▸ Exercise input:
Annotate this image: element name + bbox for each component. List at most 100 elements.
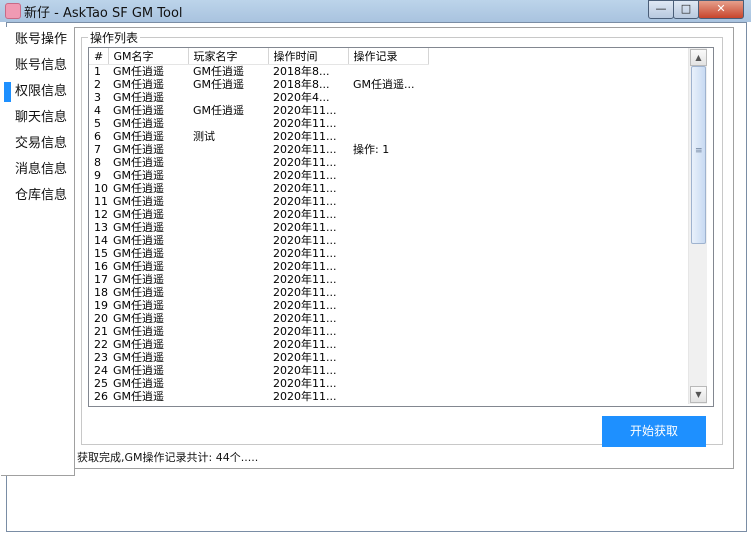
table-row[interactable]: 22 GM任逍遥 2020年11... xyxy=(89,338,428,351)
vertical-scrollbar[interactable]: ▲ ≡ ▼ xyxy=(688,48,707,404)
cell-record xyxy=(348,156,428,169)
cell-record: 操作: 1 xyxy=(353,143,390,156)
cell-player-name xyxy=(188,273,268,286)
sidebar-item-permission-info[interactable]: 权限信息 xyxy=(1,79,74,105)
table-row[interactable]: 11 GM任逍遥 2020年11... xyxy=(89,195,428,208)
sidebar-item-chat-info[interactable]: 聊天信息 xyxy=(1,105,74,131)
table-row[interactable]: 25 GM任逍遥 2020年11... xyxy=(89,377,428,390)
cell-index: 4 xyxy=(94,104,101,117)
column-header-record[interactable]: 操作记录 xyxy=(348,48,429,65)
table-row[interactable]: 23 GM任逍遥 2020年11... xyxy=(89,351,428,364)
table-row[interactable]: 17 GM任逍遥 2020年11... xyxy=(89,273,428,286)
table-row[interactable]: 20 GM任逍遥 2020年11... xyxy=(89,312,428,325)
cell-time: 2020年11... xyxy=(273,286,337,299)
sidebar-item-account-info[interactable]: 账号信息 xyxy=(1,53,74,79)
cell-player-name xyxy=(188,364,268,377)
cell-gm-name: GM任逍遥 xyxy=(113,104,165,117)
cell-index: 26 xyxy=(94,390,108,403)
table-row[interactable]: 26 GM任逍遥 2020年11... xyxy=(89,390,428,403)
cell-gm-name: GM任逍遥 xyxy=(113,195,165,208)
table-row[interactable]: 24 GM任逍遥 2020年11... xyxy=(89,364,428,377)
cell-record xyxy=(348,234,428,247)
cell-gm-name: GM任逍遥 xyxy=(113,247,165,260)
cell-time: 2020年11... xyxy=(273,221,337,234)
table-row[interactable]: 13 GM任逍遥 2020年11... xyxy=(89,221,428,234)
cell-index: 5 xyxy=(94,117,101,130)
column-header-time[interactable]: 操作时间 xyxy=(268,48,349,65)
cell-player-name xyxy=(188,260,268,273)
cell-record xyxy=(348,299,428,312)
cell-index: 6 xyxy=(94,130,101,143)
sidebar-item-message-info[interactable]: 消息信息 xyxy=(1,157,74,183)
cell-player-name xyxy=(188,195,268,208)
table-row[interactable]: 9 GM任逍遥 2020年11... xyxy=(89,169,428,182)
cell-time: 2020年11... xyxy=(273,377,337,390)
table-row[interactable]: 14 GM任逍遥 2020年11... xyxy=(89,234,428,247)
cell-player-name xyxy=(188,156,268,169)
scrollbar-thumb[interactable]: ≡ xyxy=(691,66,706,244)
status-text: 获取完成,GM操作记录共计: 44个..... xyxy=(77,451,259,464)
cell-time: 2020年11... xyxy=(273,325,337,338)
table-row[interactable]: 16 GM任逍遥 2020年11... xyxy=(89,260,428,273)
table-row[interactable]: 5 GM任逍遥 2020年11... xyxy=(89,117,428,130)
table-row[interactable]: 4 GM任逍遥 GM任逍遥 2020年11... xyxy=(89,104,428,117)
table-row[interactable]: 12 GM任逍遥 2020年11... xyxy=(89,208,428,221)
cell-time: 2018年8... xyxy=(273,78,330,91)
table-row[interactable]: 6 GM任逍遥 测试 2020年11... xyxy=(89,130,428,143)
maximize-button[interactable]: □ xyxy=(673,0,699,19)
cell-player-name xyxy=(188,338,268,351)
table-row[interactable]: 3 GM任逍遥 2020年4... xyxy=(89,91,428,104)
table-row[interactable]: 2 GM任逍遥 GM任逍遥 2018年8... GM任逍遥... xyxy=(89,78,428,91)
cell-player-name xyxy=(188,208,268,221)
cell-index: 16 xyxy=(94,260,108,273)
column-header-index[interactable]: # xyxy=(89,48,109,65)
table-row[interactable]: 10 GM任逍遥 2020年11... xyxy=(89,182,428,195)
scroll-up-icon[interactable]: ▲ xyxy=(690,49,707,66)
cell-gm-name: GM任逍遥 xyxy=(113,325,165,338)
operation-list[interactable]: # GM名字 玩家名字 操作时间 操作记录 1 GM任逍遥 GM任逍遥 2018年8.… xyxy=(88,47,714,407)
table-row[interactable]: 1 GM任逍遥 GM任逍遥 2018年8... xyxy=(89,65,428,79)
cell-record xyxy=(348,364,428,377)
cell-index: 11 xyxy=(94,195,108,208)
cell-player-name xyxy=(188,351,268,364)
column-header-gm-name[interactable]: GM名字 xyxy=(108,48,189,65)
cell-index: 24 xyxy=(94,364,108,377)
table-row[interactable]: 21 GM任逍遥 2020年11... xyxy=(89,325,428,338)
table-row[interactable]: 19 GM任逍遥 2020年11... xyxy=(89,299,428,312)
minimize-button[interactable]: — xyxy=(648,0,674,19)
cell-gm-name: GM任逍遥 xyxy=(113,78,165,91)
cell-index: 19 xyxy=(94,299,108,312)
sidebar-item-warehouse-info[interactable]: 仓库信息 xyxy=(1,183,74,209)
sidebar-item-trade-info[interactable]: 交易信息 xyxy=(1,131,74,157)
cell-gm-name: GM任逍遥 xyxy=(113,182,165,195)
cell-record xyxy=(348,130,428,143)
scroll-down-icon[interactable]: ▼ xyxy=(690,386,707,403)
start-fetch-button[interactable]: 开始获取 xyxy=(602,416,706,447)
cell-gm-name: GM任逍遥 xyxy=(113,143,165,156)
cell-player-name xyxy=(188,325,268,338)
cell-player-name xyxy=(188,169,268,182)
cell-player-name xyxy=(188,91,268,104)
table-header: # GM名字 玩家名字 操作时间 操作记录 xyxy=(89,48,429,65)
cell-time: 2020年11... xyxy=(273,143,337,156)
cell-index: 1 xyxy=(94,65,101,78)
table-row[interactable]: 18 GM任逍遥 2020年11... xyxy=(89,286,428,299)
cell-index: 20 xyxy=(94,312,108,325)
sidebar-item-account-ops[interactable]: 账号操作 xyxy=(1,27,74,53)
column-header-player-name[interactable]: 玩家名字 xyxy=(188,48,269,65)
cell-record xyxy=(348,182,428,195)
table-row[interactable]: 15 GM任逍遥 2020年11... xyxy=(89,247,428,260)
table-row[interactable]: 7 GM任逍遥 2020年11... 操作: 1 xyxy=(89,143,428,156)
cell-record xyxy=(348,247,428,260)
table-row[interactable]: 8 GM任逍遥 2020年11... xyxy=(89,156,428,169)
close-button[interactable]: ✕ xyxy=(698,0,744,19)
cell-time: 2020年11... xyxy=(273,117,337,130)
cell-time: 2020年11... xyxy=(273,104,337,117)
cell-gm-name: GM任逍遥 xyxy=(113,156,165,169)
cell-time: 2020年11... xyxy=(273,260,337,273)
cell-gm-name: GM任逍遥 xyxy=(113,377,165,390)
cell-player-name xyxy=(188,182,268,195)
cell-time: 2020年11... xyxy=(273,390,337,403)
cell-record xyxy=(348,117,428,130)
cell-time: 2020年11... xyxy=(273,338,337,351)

* * *

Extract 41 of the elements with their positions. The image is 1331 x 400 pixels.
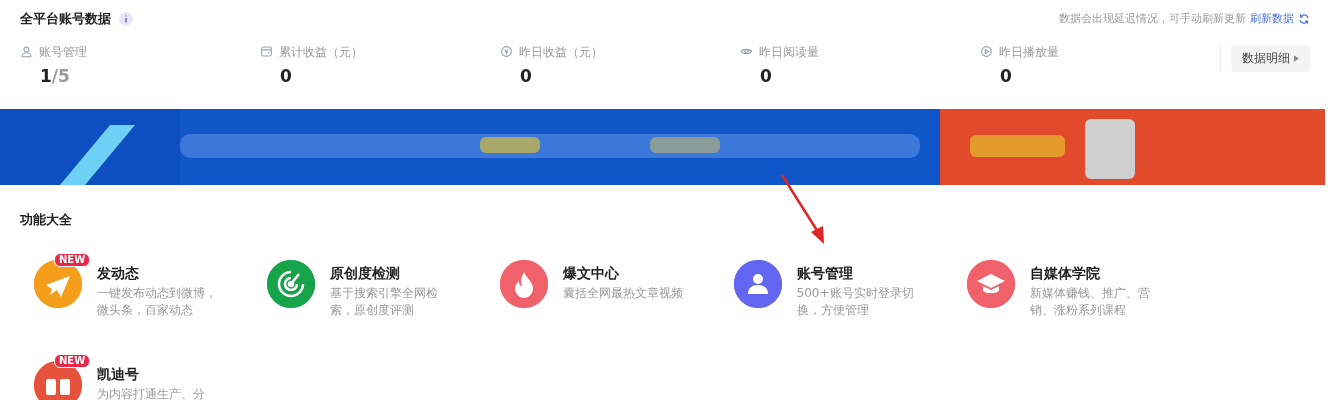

▸ Aim of the task:
Rewrite the lines from the one with "Annotate this image: element" up to and including the one with "cell-time: 2020年11... xyxy=(273,286,337,299)", replacing "interactable" with "clickable" and changing nothing else. Leave out the pictures.

▸ Result for this task:
Annotate this image: element name + bbox for each component. List at most 100 elements.
table-row[clickable]: 22 GM任逍遥 2020年11... xyxy=(89,338,428,351)
vertical-scrollbar[clickable]: ▲ ≡ ▼ xyxy=(688,48,707,404)
cell-record xyxy=(348,156,428,169)
cell-record: 操作: 1 xyxy=(353,143,390,156)
cell-player-name xyxy=(188,273,268,286)
sidebar-item-permission-info[clickable]: 权限信息 xyxy=(1,79,74,105)
table-row[clickable]: 11 GM任逍遥 2020年11... xyxy=(89,195,428,208)
sidebar-item-chat-info[clickable]: 聊天信息 xyxy=(1,105,74,131)
table-row[clickable]: 25 GM任逍遥 2020年11... xyxy=(89,377,428,390)
cell-index: 4 xyxy=(94,104,101,117)
column-header-record[clickable]: 操作记录 xyxy=(348,48,429,65)
table-row[clickable]: 23 GM任逍遥 2020年11... xyxy=(89,351,428,364)
table-row[clickable]: 17 GM任逍遥 2020年11... xyxy=(89,273,428,286)
table-row[clickable]: 20 GM任逍遥 2020年11... xyxy=(89,312,428,325)
cell-time: 2020年11... xyxy=(273,286,337,299)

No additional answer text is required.